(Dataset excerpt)

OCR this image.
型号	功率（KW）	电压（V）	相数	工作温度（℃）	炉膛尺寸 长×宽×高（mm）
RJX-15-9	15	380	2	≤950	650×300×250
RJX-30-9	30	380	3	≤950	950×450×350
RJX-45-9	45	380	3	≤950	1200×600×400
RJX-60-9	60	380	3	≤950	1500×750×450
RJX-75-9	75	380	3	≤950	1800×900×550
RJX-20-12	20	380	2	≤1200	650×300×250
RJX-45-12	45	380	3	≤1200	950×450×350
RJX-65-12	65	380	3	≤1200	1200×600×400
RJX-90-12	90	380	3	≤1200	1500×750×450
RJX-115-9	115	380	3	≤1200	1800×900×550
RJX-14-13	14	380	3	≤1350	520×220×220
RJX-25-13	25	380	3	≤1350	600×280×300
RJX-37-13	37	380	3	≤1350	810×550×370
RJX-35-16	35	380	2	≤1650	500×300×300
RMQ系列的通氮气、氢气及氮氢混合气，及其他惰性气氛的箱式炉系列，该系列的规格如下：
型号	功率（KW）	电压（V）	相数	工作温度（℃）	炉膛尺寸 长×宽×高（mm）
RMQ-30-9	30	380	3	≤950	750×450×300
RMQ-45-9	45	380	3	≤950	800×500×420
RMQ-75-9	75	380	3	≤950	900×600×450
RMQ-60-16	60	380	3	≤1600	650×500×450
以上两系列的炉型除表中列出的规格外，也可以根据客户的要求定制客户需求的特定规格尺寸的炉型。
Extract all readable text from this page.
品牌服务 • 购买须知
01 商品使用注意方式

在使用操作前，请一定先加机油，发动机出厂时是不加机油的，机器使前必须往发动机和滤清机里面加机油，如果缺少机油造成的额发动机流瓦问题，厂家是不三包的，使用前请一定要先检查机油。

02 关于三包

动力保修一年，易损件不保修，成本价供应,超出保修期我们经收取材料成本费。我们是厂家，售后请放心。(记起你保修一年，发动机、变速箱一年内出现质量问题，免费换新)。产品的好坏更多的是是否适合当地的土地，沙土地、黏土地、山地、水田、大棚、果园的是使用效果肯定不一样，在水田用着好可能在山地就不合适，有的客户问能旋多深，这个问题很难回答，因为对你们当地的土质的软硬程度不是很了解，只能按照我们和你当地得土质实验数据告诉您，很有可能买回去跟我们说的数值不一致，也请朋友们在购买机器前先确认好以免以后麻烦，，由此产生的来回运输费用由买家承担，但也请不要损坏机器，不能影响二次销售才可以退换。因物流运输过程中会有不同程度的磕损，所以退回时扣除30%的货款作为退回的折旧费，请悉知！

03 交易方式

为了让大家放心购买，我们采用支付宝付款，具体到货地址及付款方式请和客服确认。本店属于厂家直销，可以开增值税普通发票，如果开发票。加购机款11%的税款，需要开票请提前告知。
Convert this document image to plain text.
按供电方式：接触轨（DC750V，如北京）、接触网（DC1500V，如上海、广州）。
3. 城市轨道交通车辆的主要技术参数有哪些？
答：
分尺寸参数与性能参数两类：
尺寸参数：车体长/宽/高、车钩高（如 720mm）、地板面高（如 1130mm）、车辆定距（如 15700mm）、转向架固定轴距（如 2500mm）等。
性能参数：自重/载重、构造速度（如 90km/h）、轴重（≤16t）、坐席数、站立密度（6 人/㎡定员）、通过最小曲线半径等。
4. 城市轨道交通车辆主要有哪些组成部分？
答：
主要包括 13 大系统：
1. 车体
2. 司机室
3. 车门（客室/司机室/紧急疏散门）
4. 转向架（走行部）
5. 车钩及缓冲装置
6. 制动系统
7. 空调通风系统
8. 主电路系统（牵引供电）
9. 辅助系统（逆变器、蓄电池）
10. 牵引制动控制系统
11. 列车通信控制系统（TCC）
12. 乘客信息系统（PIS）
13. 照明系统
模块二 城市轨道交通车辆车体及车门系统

The exercise -
Beginning at the line containing "Convert this document image to plain text.", repeat each line exactly through the last line of the entries, and include no other lines.

Result of the exercise -
Convert this document image to plain text.
按供电方式：接触轨（DC750V，如北京）、接触网（DC1500V，如上海、广州）。
3. 城市轨道交通车辆的主要技术参数有哪些？
答：
分尺寸参数与性能参数两类：
尺寸参数：车体长/宽/高、车钩高（如 720mm）、地板面高（如 1130mm）、车辆定距（如 15700mm）、转向架固定轴距（如 2500mm）等。
性能参数：自重/载重、构造速度（如 90km/h）、轴重（≤16t）、坐席数、站立密度（6 人/㎡定员）、通过最小曲线半径等。
4. 城市轨道交通车辆主要有哪些组成部分？
答：
主要包括 13 大系统：
1. 车体
2. 司机室
3. 车门（客室/司机室/紧急疏散门）
4. 转向架（走行部）
5. 车钩及缓冲装置
6. 制动系统
7. 空调通风系统
8. 主电路系统（牵引供电）
9. 辅助系统（逆变器、蓄电池）
10. 牵引制动控制系统
11. 列车通信控制系统（TCC）
12. 乘客信息系统（PIS）
13. 照明系统
模块二 城市轨道交通车辆车体及车门系统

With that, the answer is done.